┌─ THE INPUT

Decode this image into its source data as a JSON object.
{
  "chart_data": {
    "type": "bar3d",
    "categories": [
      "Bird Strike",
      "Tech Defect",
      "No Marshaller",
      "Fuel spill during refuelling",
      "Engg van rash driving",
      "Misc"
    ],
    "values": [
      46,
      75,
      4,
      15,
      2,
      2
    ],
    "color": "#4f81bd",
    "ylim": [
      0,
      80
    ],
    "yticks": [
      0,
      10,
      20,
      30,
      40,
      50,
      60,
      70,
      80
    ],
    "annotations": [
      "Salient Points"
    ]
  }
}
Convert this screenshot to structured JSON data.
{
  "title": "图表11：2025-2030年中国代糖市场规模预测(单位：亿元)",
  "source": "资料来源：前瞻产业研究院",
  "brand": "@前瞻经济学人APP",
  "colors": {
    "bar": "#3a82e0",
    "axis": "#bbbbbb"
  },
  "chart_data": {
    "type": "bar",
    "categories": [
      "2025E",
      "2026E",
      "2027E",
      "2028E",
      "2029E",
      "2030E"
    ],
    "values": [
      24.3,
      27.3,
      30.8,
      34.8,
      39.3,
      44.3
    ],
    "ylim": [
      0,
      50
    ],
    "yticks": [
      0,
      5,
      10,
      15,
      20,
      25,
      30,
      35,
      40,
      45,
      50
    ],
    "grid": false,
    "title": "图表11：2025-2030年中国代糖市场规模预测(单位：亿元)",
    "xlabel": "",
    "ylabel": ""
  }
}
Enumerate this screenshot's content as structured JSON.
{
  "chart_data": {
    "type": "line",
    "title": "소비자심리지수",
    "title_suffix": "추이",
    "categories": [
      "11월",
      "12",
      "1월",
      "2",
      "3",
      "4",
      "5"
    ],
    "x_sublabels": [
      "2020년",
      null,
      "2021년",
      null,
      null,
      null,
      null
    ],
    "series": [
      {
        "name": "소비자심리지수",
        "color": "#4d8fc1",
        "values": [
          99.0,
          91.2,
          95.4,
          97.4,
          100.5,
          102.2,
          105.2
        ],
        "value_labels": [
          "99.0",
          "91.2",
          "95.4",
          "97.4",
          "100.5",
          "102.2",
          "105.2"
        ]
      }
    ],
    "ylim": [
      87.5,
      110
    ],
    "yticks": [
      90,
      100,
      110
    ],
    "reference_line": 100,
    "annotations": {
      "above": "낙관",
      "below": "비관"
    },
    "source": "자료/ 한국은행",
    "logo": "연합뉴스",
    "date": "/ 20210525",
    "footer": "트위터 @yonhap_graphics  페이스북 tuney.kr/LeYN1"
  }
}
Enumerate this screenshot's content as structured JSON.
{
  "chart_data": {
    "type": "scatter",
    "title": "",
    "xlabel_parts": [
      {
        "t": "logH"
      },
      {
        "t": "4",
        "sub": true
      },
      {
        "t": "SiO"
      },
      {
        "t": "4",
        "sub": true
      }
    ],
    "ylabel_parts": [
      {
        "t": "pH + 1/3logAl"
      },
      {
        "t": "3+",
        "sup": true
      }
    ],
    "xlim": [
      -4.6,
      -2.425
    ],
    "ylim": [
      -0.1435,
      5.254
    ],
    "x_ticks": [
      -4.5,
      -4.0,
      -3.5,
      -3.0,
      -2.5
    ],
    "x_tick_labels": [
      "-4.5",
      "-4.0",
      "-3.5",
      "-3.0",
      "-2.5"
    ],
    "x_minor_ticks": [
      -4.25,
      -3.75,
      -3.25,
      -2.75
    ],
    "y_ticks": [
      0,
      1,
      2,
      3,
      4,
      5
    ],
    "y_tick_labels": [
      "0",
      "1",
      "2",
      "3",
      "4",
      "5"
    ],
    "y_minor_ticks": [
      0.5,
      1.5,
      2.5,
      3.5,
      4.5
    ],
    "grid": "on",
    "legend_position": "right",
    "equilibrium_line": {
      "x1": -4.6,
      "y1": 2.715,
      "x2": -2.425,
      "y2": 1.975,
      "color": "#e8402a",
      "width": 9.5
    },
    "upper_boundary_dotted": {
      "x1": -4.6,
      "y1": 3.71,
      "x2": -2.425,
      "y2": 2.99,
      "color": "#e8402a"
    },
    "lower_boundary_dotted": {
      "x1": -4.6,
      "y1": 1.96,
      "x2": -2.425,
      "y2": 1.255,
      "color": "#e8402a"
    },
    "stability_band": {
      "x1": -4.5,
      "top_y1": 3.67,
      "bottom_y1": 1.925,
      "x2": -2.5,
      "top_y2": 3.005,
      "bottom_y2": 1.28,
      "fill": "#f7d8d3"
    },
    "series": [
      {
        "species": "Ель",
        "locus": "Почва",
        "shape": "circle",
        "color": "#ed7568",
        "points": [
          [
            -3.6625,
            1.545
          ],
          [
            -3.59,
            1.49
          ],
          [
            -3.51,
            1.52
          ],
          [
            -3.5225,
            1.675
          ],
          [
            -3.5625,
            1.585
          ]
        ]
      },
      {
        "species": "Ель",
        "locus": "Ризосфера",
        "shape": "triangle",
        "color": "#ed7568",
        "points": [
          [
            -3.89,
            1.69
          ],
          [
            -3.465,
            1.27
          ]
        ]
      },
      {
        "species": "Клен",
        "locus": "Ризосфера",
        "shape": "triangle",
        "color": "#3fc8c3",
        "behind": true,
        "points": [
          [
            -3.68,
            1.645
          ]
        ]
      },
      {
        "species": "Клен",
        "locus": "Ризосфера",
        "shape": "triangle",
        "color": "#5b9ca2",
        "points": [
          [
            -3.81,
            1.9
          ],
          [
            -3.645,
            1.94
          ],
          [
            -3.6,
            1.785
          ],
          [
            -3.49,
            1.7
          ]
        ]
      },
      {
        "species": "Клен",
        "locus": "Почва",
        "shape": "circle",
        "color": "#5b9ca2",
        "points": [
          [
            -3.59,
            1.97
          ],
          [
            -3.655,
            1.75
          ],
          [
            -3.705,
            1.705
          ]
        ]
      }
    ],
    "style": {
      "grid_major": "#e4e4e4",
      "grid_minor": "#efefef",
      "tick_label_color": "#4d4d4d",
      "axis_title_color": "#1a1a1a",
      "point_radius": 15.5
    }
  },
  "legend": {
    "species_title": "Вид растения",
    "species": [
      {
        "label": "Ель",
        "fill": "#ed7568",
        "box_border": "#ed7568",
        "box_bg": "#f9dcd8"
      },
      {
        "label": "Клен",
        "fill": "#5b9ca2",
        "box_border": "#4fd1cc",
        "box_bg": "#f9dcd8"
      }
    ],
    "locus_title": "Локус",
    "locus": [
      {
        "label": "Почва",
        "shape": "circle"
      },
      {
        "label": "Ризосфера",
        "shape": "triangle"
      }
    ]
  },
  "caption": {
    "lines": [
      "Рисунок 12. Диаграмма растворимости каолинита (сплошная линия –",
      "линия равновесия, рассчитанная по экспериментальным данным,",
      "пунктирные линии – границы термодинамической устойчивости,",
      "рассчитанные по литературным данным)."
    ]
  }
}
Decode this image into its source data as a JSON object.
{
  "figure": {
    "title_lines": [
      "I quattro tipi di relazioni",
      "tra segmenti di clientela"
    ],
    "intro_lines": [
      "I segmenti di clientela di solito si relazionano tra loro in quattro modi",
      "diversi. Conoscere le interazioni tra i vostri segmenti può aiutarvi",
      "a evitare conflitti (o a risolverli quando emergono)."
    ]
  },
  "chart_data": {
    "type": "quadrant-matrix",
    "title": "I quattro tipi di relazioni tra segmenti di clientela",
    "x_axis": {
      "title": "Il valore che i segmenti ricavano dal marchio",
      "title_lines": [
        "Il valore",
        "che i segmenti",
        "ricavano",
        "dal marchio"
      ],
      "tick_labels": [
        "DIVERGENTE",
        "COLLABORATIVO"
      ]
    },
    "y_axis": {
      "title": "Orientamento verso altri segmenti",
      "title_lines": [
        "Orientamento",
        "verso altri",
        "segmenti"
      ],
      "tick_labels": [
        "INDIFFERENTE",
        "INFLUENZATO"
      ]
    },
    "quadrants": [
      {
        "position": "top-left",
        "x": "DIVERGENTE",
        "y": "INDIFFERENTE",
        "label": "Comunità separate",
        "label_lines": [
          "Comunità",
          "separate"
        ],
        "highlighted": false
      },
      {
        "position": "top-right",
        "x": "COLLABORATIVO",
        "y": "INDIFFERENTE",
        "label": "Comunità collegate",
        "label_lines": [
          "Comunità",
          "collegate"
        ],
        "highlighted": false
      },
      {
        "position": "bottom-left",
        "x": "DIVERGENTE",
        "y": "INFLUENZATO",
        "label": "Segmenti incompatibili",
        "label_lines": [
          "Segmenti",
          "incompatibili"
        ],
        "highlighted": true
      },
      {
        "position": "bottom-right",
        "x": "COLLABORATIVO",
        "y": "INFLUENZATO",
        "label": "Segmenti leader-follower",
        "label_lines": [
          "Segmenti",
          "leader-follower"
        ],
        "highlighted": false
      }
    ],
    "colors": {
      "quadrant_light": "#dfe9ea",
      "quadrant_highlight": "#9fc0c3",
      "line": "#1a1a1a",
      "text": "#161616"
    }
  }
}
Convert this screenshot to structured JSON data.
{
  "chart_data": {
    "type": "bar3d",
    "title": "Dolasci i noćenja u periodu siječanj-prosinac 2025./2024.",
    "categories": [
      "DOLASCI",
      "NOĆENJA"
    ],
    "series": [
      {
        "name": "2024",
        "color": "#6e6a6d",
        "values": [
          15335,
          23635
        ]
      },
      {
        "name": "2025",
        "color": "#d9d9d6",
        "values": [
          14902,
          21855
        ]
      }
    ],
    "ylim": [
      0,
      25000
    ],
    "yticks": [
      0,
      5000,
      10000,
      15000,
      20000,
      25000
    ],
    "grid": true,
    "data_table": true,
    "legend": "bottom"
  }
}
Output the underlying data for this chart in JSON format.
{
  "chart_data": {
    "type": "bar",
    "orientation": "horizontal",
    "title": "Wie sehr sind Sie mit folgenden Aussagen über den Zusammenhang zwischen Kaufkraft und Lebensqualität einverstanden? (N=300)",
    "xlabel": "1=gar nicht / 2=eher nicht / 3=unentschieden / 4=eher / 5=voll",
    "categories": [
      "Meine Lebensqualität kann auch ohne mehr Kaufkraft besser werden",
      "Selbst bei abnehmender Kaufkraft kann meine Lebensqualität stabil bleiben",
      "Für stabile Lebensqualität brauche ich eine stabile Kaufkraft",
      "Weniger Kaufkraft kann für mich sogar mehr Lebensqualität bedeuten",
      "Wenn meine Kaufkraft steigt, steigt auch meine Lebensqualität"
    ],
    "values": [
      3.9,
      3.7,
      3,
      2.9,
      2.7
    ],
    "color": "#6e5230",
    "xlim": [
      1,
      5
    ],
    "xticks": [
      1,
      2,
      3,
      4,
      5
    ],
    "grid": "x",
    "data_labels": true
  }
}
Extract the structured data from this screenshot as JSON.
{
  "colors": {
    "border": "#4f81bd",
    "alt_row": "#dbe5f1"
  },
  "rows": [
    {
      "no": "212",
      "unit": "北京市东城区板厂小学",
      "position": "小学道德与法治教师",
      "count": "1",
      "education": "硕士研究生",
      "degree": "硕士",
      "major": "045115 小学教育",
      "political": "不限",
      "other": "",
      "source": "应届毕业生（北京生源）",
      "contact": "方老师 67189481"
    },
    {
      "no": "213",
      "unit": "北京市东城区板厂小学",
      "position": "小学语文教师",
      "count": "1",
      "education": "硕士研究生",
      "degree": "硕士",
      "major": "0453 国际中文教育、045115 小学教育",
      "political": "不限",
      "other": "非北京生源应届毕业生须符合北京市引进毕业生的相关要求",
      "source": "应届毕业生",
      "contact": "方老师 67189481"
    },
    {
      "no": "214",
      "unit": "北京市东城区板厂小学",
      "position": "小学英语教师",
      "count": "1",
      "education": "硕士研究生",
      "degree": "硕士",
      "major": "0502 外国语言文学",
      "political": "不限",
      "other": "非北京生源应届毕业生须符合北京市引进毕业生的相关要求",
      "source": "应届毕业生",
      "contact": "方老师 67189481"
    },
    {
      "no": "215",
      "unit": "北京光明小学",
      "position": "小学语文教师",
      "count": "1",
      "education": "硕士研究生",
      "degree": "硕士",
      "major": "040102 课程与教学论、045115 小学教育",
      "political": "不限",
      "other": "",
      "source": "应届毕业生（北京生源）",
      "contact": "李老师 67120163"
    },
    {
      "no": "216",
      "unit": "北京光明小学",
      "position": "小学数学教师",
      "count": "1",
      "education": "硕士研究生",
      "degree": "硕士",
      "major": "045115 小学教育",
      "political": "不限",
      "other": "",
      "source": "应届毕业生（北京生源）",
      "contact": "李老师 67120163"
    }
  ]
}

└─

» SET TASK:
Pick out the lines above that hold the string "incompatibili" and show them.

» EXERCISE RESULT:
        "label": "Segmenti incompatibili",
          "incompatibili"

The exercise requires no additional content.